### WHAT IS ASKED
Pictures stay out of the copy; set down each line of the listing below exactly.

═════ PROVIDED ENTRIES

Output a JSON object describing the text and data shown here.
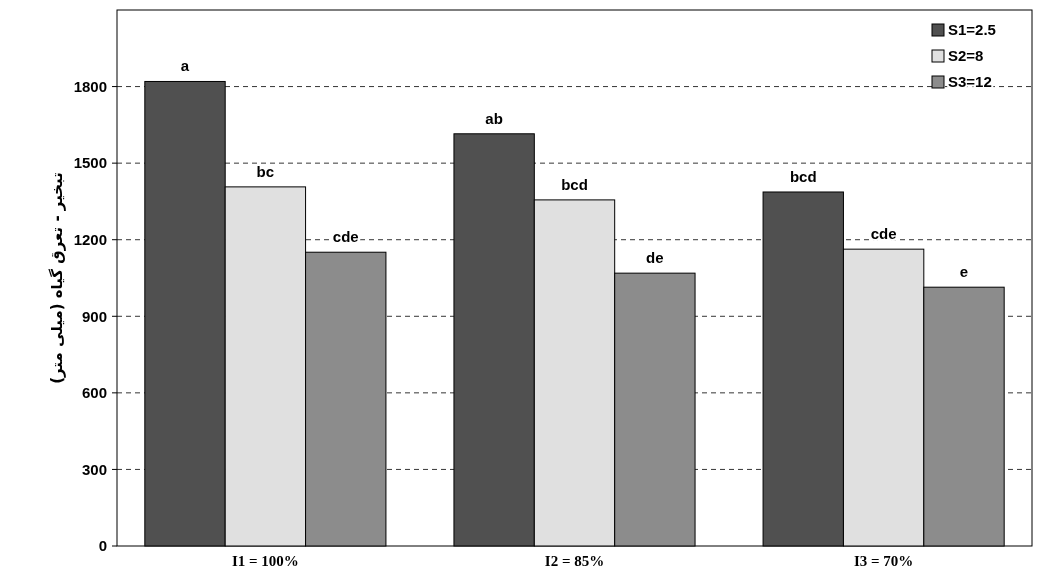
{
  "chart_data": {
    "type": "bar",
    "ylabel": "تبخیر - تعرق گیاه (میلی متر)",
    "categories": [
      "I1 = 100%",
      "I2 = 85%",
      "I3 = 70%"
    ],
    "series": [
      {
        "name": "S1=2.5",
        "color": "#505050",
        "values": [
          1820,
          1615,
          1387
        ],
        "value_labels": [
          "a",
          "ab",
          "bcd"
        ]
      },
      {
        "name": "S2=8",
        "color": "#e0e0e0",
        "values": [
          1407,
          1356,
          1163
        ],
        "value_labels": [
          "bc",
          "bcd",
          "cde"
        ]
      },
      {
        "name": "S3=12",
        "color": "#8c8c8c",
        "values": [
          1151,
          1069,
          1014
        ],
        "value_labels": [
          "cde",
          "de",
          "e"
        ]
      }
    ],
    "ylim": [
      0,
      2100
    ],
    "yticks": [
      0,
      300,
      600,
      900,
      1200,
      1500,
      1800
    ],
    "grid": "y",
    "legend": "top right"
  }
}
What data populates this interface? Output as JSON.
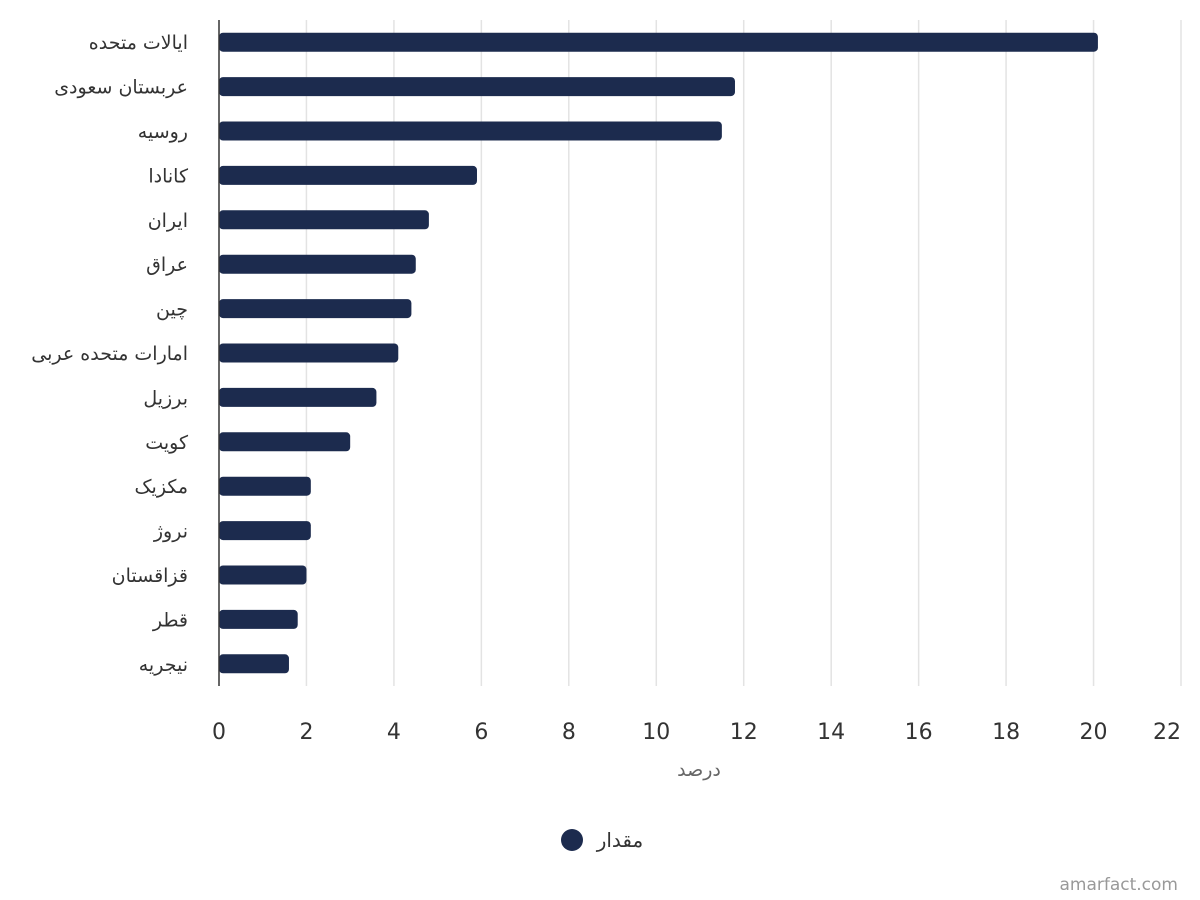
{
  "chart_data": {
    "type": "bar",
    "orientation": "horizontal",
    "categories": [
      "ایالات متحده",
      "عربستان سعودی",
      "روسیه",
      "کانادا",
      "ایران",
      "عراق",
      "چین",
      "امارات متحده عربی",
      "برزیل",
      "کویت",
      "مکزیک",
      "نروژ",
      "قزاقستان",
      "قطر",
      "نیجریه"
    ],
    "series": [
      {
        "name": "مقدار",
        "values": [
          20.1,
          11.8,
          11.5,
          5.9,
          4.8,
          4.5,
          4.4,
          4.1,
          3.6,
          3.0,
          2.1,
          2.1,
          2.0,
          1.8,
          1.6
        ]
      }
    ],
    "xlabel": "درصد",
    "ylabel": "",
    "xlim": [
      0,
      22
    ],
    "xticks": [
      0,
      2,
      4,
      6,
      8,
      10,
      12,
      14,
      16,
      18,
      20,
      22
    ],
    "grid": true,
    "legend_position": "bottom-center",
    "bar_color": "#1c2b4e"
  },
  "credit": "amarfact.com"
}
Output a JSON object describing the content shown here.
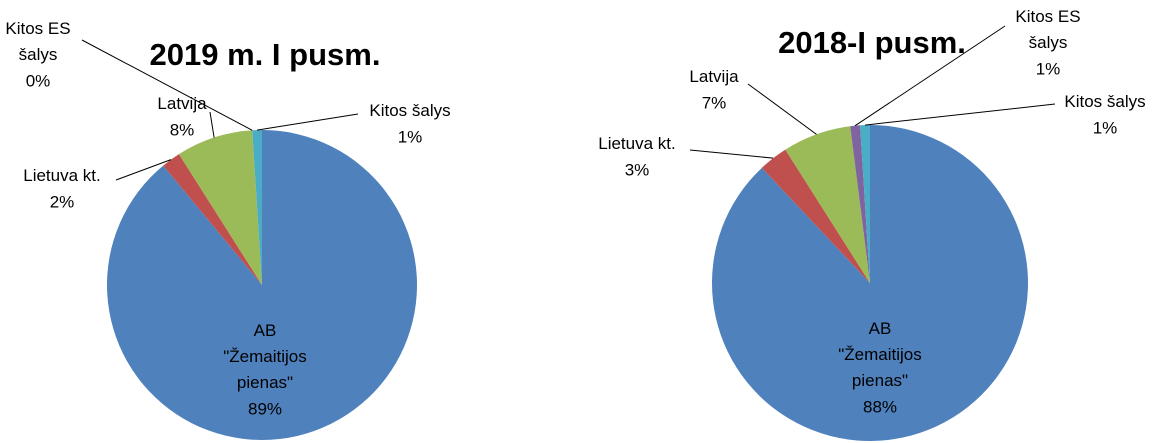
{
  "chart_data": [
    {
      "type": "pie",
      "title": "2019 m. I pusm.",
      "categories": [
        "AB \"Žemaitijos pienas\"",
        "Lietuva kt.",
        "Latvija",
        "Kitos ES šalys",
        "Kitos šalys"
      ],
      "values": [
        89,
        2,
        8,
        0,
        1
      ],
      "value_labels": [
        "89%",
        "2%",
        "8%",
        "0%",
        "1%"
      ],
      "colors": [
        "#4f81bd",
        "#c0504d",
        "#9bbb59",
        "#8064a2",
        "#4bacc6"
      ]
    },
    {
      "type": "pie",
      "title": "2018-I pusm.",
      "categories": [
        "AB \"Žemaitijos pienas\"",
        "Lietuva kt.",
        "Latvija",
        "Kitos ES šalys",
        "Kitos šalys"
      ],
      "values": [
        88,
        3,
        7,
        1,
        1
      ],
      "value_labels": [
        "88%",
        "3%",
        "7%",
        "1%",
        "1%"
      ],
      "colors": [
        "#4f81bd",
        "#c0504d",
        "#9bbb59",
        "#8064a2",
        "#4bacc6"
      ]
    }
  ]
}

══════════

### FINISHED ANSWER
Output a JSON object describing the text and data shown here.
{
  "chart_data": {
    "type": "bar",
    "ylabel": "تبخیر - تعرق گیاه (میلی متر)",
    "categories": [
      "I1 = 100%",
      "I2 = 85%",
      "I3 = 70%"
    ],
    "series": [
      {
        "name": "S1=2.5",
        "color": "#505050",
        "values": [
          1820,
          1615,
          1387
        ],
        "value_labels": [
          "a",
          "ab",
          "bcd"
        ]
      },
      {
        "name": "S2=8",
        "color": "#e0e0e0",
        "values": [
          1407,
          1356,
          1163
        ],
        "value_labels": [
          "bc",
          "bcd",
          "cde"
        ]
      },
      {
        "name": "S3=12",
        "color": "#8c8c8c",
        "values": [
          1151,
          1069,
          1014
        ],
        "value_labels": [
          "cde",
          "de",
          "e"
        ]
      }
    ],
    "ylim": [
      0,
      2100
    ],
    "yticks": [
      0,
      300,
      600,
      900,
      1200,
      1500,
      1800
    ],
    "grid": "y",
    "legend": "top right"
  }
}
What data populates this interface? Output as JSON.
{
  "chart_data": {
    "type": "bar",
    "orientation": "horizontal",
    "categories": [
      "ایالات متحده",
      "عربستان سعودی",
      "روسیه",
      "کانادا",
      "ایران",
      "عراق",
      "چین",
      "امارات متحده عربی",
      "برزیل",
      "کویت",
      "مکزیک",
      "نروژ",
      "قزاقستان",
      "قطر",
      "نیجریه"
    ],
    "series": [
      {
        "name": "مقدار",
        "values": [
          20.1,
          11.8,
          11.5,
          5.9,
          4.8,
          4.5,
          4.4,
          4.1,
          3.6,
          3.0,
          2.1,
          2.1,
          2.0,
          1.8,
          1.6
        ]
      }
    ],
    "xlabel": "درصد",
    "ylabel": "",
    "xlim": [
      0,
      22
    ],
    "xticks": [
      0,
      2,
      4,
      6,
      8,
      10,
      12,
      14,
      16,
      18,
      20,
      22
    ],
    "grid": true,
    "legend_position": "bottom-center",
    "bar_color": "#1c2b4e"
  },
  "credit": "amarfact.com"
}
Output a JSON object describing the content shown here.
{
  "chart_data": [
    {
      "type": "pie",
      "title": "2019 m. I pusm.",
      "categories": [
        "AB \"Žemaitijos pienas\"",
        "Lietuva kt.",
        "Latvija",
        "Kitos ES šalys",
        "Kitos šalys"
      ],
      "values": [
        89,
        2,
        8,
        0,
        1
      ],
      "value_labels": [
        "89%",
        "2%",
        "8%",
        "0%",
        "1%"
      ],
      "colors": [
        "#4f81bd",
        "#c0504d",
        "#9bbb59",
        "#8064a2",
        "#4bacc6"
      ]
    },
    {
      "type": "pie",
      "title": "2018-I pusm.",
      "categories": [
        "AB \"Žemaitijos pienas\"",
        "Lietuva kt.",
        "Latvija",
        "Kitos ES šalys",
        "Kitos šalys"
      ],
      "values": [
        88,
        3,
        7,
        1,
        1
      ],
      "value_labels": [
        "88%",
        "3%",
        "7%",
        "1%",
        "1%"
      ],
      "colors": [
        "#4f81bd",
        "#c0504d",
        "#9bbb59",
        "#8064a2",
        "#4bacc6"
      ]
    }
  ]
}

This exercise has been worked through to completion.